## Begin Dataset rows

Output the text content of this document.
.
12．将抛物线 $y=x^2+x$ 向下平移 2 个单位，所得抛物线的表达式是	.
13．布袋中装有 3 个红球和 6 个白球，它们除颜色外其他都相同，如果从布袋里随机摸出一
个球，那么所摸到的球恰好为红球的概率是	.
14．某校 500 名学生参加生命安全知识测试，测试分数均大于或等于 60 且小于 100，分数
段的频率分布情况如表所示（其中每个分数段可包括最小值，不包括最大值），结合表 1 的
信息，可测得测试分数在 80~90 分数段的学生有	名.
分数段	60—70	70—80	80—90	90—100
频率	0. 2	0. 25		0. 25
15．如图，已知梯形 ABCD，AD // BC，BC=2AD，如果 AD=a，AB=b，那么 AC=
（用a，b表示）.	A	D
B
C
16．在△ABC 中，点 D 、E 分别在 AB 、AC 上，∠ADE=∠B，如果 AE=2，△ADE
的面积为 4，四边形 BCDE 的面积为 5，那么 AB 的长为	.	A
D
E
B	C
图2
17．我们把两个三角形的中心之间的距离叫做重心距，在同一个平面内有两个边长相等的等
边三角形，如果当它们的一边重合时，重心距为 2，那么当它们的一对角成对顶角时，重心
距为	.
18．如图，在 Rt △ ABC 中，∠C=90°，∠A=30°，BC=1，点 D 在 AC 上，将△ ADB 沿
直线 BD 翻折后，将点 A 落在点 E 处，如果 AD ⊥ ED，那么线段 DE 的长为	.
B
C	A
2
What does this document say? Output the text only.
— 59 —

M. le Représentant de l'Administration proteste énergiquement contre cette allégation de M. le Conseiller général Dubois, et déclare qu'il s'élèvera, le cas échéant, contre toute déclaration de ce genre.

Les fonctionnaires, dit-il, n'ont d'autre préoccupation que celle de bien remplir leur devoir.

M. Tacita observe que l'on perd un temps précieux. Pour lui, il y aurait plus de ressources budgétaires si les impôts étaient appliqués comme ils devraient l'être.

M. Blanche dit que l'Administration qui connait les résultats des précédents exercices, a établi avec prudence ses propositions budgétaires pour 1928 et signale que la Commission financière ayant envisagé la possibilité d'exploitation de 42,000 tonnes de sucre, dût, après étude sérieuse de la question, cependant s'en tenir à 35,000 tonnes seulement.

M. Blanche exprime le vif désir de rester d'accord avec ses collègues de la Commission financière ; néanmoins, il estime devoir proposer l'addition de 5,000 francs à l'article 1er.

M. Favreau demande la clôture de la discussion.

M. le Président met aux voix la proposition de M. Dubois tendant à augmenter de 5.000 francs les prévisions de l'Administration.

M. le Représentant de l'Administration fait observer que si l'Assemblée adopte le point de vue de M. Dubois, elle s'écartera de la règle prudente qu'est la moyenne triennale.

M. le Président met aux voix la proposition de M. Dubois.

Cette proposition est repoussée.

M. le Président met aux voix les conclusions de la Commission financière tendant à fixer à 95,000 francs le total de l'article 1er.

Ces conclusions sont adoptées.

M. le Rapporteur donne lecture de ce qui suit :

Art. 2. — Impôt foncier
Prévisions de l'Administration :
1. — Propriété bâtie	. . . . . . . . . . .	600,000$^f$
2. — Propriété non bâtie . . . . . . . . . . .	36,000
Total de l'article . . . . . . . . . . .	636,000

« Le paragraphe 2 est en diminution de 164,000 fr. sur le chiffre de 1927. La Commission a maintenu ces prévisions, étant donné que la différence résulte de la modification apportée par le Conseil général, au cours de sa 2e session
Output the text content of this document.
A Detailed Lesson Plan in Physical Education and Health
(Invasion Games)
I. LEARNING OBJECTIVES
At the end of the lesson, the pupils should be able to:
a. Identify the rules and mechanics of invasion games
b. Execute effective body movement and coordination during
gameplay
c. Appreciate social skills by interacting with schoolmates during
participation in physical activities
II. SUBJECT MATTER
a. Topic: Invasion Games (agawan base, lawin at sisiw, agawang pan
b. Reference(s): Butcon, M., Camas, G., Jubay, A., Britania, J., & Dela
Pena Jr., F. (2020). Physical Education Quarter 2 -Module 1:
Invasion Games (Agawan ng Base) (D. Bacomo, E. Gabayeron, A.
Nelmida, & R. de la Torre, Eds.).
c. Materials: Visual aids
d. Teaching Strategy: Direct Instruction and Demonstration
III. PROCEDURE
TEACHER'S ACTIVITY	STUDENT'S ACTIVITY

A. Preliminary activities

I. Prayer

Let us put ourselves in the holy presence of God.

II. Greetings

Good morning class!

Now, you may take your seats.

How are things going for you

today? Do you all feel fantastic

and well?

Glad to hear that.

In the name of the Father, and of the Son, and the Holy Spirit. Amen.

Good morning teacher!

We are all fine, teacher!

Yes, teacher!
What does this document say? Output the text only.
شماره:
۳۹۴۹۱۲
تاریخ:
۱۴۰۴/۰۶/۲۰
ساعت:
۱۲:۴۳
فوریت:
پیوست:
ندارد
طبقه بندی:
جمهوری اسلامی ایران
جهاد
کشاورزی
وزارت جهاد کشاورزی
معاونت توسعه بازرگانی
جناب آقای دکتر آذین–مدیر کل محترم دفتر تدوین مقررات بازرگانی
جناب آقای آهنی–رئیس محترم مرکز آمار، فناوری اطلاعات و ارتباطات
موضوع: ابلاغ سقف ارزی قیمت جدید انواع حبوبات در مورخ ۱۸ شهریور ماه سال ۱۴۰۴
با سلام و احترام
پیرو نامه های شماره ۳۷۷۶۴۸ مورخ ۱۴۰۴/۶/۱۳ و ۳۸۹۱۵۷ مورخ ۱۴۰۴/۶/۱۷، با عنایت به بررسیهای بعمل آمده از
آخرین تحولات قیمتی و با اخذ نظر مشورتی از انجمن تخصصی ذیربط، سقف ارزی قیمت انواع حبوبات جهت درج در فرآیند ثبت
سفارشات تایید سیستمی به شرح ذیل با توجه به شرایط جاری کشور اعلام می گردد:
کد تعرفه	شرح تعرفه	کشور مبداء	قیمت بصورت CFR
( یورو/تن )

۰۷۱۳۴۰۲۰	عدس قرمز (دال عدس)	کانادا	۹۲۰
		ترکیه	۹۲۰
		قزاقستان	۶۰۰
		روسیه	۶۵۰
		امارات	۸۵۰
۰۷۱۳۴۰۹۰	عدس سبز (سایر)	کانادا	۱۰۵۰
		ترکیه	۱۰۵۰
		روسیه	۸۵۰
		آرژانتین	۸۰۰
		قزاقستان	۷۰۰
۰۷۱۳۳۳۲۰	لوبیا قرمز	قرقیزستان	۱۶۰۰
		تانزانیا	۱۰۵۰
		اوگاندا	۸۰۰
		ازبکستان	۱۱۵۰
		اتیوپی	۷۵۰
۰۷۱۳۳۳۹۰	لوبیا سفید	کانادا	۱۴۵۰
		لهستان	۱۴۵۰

## End Dataset rows

### To do
Repeat the material from above exactly, word for word.

### Result
Output the text content of this document.
.
12．将抛物线 $y=x^2+x$ 向下平移 2 个单位，所得抛物线的表达式是	.
13．布袋中装有 3 个红球和 6 个白球，它们除颜色外其他都相同，如果从布袋里随机摸出一
个球，那么所摸到的球恰好为红球的概率是	.
14．某校 500 名学生参加生命安全知识测试，测试分数均大于或等于 60 且小于 100，分数
段的频率分布情况如表所示（其中每个分数段可包括最小值，不包括最大值），结合表 1 的
信息，可测得测试分数在 80~90 分数段的学生有	名.
分数段	60—70	70—80	80—90	90—100
频率	0. 2	0. 25		0. 25
15．如图，已知梯形 ABCD，AD // BC，BC=2AD，如果 AD=a，AB=b，那么 AC=
（用a，b表示）.	A	D
B
C
16．在△ABC 中，点 D 、E 分别在 AB 、AC 上，∠ADE=∠B，如果 AE=2，△ADE
的面积为 4，四边形 BCDE 的面积为 5，那么 AB 的长为	.	A
D
E
B	C
图2
17．我们把两个三角形的中心之间的距离叫做重心距，在同一个平面内有两个边长相等的等
边三角形，如果当它们的一边重合时，重心距为 2，那么当它们的一对角成对顶角时，重心
距为	.
18．如图，在 Rt △ ABC 中，∠C=90°，∠A=30°，BC=1，点 D 在 AC 上，将△ ADB 沿
直线 BD 翻折后，将点 A 落在点 E 处，如果 AD ⊥ ED，那么线段 DE 的长为	.
B
C	A
2
What does this document say? Output the text only.
— 59 —

M. le Représentant de l'Administration proteste énergiquement contre cette allégation de M. le Conseiller général Dubois, et déclare qu'il s'élèvera, le cas échéant, contre toute déclaration de ce genre.

Les fonctionnaires, dit-il, n'ont d'autre préoccupation que celle de bien remplir leur devoir.

M. Tacita observe que l'on perd un temps précieux. Pour lui, il y aurait plus de ressources budgétaires si les impôts étaient appliqués comme ils devraient l'être.

M. Blanche dit que l'Administration qui connait les résultats des précédents exercices, a établi avec prudence ses propositions budgétaires pour 1928 et signale que la Commission financière ayant envisagé la possibilité d'exploitation de 42,000 tonnes de sucre, dût, après étude sérieuse de la question, cependant s'en tenir à 35,000 tonnes seulement.

M. Blanche exprime le vif désir de rester d'accord avec ses collègues de la Commission financière ; néanmoins, il estime devoir proposer l'addition de 5,000 francs à l'article 1er.

M. Favreau demande la clôture de la discussion.

M. le Président met aux voix la proposition de M. Dubois tendant à augmenter de 5.000 francs les prévisions de l'Administration.

M. le Représentant de l'Administration fait observer que si l'Assemblée adopte le point de vue de M. Dubois, elle s'écartera de la règle prudente qu'est la moyenne triennale.

M. le Président met aux voix la proposition de M. Dubois.

Cette proposition est repoussée.

M. le Président met aux voix les conclusions de la Commission financière tendant à fixer à 95,000 francs le total de l'article 1er.

Ces conclusions sont adoptées.

M. le Rapporteur donne lecture de ce qui suit :

Art. 2. — Impôt foncier
Prévisions de l'Administration :
1. — Propriété bâtie	. . . . . . . . . . .	600,000$^f$
2. — Propriété non bâtie . . . . . . . . . . .	36,000
Total de l'article . . . . . . . . . . .	636,000

« Le paragraphe 2 est en diminution de 164,000 fr. sur le chiffre de 1927. La Commission a maintenu ces prévisions, étant donné que la différence résulte de la modification apportée par le Conseil général, au cours de sa 2e session
Output the text content of this document.
A Detailed Lesson Plan in Physical Education and Health
(Invasion Games)
I. LEARNING OBJECTIVES
At the end of the lesson, the pupils should be able to:
a. Identify the rules and mechanics of invasion games
b. Execute effective body movement and coordination during
gameplay
c. Appreciate social skills by interacting with schoolmates during
participation in physical activities
II. SUBJECT MATTER
a. Topic: Invasion Games (agawan base, lawin at sisiw, agawang pan
b. Reference(s): Butcon, M., Camas, G., Jubay, A., Britania, J., & Dela
Pena Jr., F. (2020). Physical Education Quarter 2 -Module 1:
Invasion Games (Agawan ng Base) (D. Bacomo, E. Gabayeron, A.
Nelmida, & R. de la Torre, Eds.).
c. Materials: Visual aids
d. Teaching Strategy: Direct Instruction and Demonstration
III. PROCEDURE
TEACHER'S ACTIVITY	STUDENT'S ACTIVITY

A. Preliminary activities

I. Prayer

Let us put ourselves in the holy presence of God.

II. Greetings

Good morning class!

Now, you may take your seats.

How are things going for you

today? Do you all feel fantastic

and well?

Glad to hear that.

In the name of the Father, and of the Son, and the Holy Spirit. Amen.

Good morning teacher!

We are all fine, teacher!

Yes, teacher!
What does this document say? Output the text only.
شماره:
۳۹۴۹۱۲
تاریخ:
۱۴۰۴/۰۶/۲۰
ساعت:
۱۲:۴۳
فوریت:
پیوست:
ندارد
طبقه بندی:
جمهوری اسلامی ایران
جهاد
کشاورزی
وزارت جهاد کشاورزی
معاونت توسعه بازرگانی
جناب آقای دکتر آذین–مدیر کل محترم دفتر تدوین مقررات بازرگانی
جناب آقای آهنی–رئیس محترم مرکز آمار، فناوری اطلاعات و ارتباطات
موضوع: ابلاغ سقف ارزی قیمت جدید انواع حبوبات در مورخ ۱۸ شهریور ماه سال ۱۴۰۴
با سلام و احترام
پیرو نامه های شماره ۳۷۷۶۴۸ مورخ ۱۴۰۴/۶/۱۳ و ۳۸۹۱۵۷ مورخ ۱۴۰۴/۶/۱۷، با عنایت به بررسیهای بعمل آمده از
آخرین تحولات قیمتی و با اخذ نظر مشورتی از انجمن تخصصی ذیربط، سقف ارزی قیمت انواع حبوبات جهت درج در فرآیند ثبت
سفارشات تایید سیستمی به شرح ذیل با توجه به شرایط جاری کشور اعلام می گردد:
کد تعرفه	شرح تعرفه	کشور مبداء	قیمت بصورت CFR
( یورو/تن )

۰۷۱۳۴۰۲۰	عدس قرمز (دال عدس)	کانادا	۹۲۰
		ترکیه	۹۲۰
		قزاقستان	۶۰۰
		روسیه	۶۵۰
		امارات	۸۵۰
۰۷۱۳۴۰۹۰	عدس سبز (سایر)	کانادا	۱۰۵۰
		ترکیه	۱۰۵۰
		روسیه	۸۵۰
		آرژانتین	۸۰۰
		قزاقستان	۷۰۰
۰۷۱۳۳۳۲۰	لوبیا قرمز	قرقیزستان	۱۶۰۰
		تانزانیا	۱۰۵۰
		اوگاندا	۸۰۰
		ازبکستان	۱۱۵۰
		اتیوپی	۷۵۰
۰۷۱۳۳۳۹۰	لوبیا سفید	کانادا	۱۴۵۰
		لهستان	۱۴۵۰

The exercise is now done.